**Exercise instructions:** Restate the entries below verbatim.

**Dataset records:**
==*==

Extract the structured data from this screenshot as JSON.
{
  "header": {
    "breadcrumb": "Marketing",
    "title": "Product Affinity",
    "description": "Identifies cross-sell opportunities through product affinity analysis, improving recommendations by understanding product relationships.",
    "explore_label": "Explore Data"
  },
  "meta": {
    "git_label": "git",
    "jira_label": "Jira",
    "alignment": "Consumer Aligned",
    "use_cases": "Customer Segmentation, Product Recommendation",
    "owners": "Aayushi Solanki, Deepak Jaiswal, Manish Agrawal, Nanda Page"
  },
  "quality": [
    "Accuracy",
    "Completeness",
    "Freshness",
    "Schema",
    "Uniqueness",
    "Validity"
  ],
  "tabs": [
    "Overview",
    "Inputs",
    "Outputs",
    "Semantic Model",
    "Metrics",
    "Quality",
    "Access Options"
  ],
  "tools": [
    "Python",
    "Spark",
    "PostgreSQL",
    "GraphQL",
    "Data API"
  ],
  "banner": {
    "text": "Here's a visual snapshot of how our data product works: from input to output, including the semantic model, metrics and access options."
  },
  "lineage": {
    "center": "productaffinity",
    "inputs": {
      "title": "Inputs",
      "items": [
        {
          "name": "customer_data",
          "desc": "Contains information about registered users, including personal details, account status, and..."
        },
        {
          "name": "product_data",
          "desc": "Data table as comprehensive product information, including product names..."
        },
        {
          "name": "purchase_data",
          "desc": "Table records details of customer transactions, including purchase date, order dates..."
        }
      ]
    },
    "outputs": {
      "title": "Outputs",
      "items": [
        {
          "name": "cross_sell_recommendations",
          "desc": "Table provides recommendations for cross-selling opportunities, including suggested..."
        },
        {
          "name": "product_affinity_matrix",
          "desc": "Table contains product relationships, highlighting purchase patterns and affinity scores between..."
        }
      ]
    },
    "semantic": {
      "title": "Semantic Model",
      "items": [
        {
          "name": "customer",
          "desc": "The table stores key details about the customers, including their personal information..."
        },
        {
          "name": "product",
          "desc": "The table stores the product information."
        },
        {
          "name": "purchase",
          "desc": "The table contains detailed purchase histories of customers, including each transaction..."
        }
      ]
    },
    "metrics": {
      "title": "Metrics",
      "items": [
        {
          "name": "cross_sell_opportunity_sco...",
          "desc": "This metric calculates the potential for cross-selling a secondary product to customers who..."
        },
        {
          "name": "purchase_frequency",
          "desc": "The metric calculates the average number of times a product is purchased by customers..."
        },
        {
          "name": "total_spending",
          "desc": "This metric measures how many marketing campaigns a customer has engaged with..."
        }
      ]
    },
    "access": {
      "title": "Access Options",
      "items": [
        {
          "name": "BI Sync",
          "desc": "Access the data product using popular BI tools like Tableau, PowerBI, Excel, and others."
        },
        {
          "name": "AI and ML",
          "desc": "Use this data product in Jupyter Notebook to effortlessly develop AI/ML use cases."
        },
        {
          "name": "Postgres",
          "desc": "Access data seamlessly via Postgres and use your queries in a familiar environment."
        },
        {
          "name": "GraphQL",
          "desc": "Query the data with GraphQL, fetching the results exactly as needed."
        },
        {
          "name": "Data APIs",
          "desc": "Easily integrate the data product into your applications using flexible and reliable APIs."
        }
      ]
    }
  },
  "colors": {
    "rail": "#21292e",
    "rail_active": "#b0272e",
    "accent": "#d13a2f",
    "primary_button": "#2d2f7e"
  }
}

==*==

**Exercise result:**
Extract the structured data from this screenshot as JSON.
{
  "header": {
    "breadcrumb": "Marketing",
    "title": "Product Affinity",
    "description": "Identifies cross-sell opportunities through product affinity analysis, improving recommendations by understanding product relationships.",
    "explore_label": "Explore Data"
  },
  "meta": {
    "git_label": "git",
    "jira_label": "Jira",
    "alignment": "Consumer Aligned",
    "use_cases": "Customer Segmentation, Product Recommendation",
    "owners": "Aayushi Solanki, Deepak Jaiswal, Manish Agrawal, Nanda Page"
  },
  "quality": [
    "Accuracy",
    "Completeness",
    "Freshness",
    "Schema",
    "Uniqueness",
    "Validity"
  ],
  "tabs": [
    "Overview",
    "Inputs",
    "Outputs",
    "Semantic Model",
    "Metrics",
    "Quality",
    "Access Options"
  ],
  "tools": [
    "Python",
    "Spark",
    "PostgreSQL",
    "GraphQL",
    "Data API"
  ],
  "banner": {
    "text": "Here's a visual snapshot of how our data product works: from input to output, including the semantic model, metrics and access options."
  },
  "lineage": {
    "center": "productaffinity",
    "inputs": {
      "title": "Inputs",
      "items": [
        {
          "name": "customer_data",
          "desc": "Contains information about registered users, including personal details, account status, and..."
        },
        {
          "name": "product_data",
          "desc": "Data table as comprehensive product information, including product names..."
        },
        {
          "name": "purchase_data",
          "desc": "Table records details of customer transactions, including purchase date, order dates..."
        }
      ]
    },
    "outputs": {
      "title": "Outputs",
      "items": [
        {
          "name": "cross_sell_recommendations",
          "desc": "Table provides recommendations for cross-selling opportunities, including suggested..."
        },
        {
          "name": "product_affinity_matrix",
          "desc": "Table contains product relationships, highlighting purchase patterns and affinity scores between..."
        }
      ]
    },
    "semantic": {
      "title": "Semantic Model",
      "items": [
        {
          "name": "customer",
          "desc": "The table stores key details about the customers, including their personal information..."
        },
        {
          "name": "product",
          "desc": "The table stores the product information."
        },
        {
          "name": "purchase",
          "desc": "The table contains detailed purchase histories of customers, including each transaction..."
        }
      ]
    },
    "metrics": {
      "title": "Metrics",
      "items": [
        {
          "name": "cross_sell_opportunity_sco...",
          "desc": "This metric calculates the potential for cross-selling a secondary product to customers who..."
        },
        {
          "name": "purchase_frequency",
          "desc": "The metric calculates the average number of times a product is purchased by customers..."
        },
        {
          "name": "total_spending",
          "desc": "This metric measures how many marketing campaigns a customer has engaged with..."
        }
      ]
    },
    "access": {
      "title": "Access Options",
      "items": [
        {
          "name": "BI Sync",
          "desc": "Access the data product using popular BI tools like Tableau, PowerBI, Excel, and others."
        },
        {
          "name": "AI and ML",
          "desc": "Use this data product in Jupyter Notebook to effortlessly develop AI/ML use cases."
        },
        {
          "name": "Postgres",
          "desc": "Access data seamlessly via Postgres and use your queries in a familiar environment."
        },
        {
          "name": "GraphQL",
          "desc": "Query the data with GraphQL, fetching the results exactly as needed."
        },
        {
          "name": "Data APIs",
          "desc": "Easily integrate the data product into your applications using flexible and reliable APIs."
        }
      ]
    }
  },
  "colors": {
    "rail": "#21292e",
    "rail_active": "#b0272e",
    "accent": "#d13a2f",
    "primary_button": "#2d2f7e"
  }
}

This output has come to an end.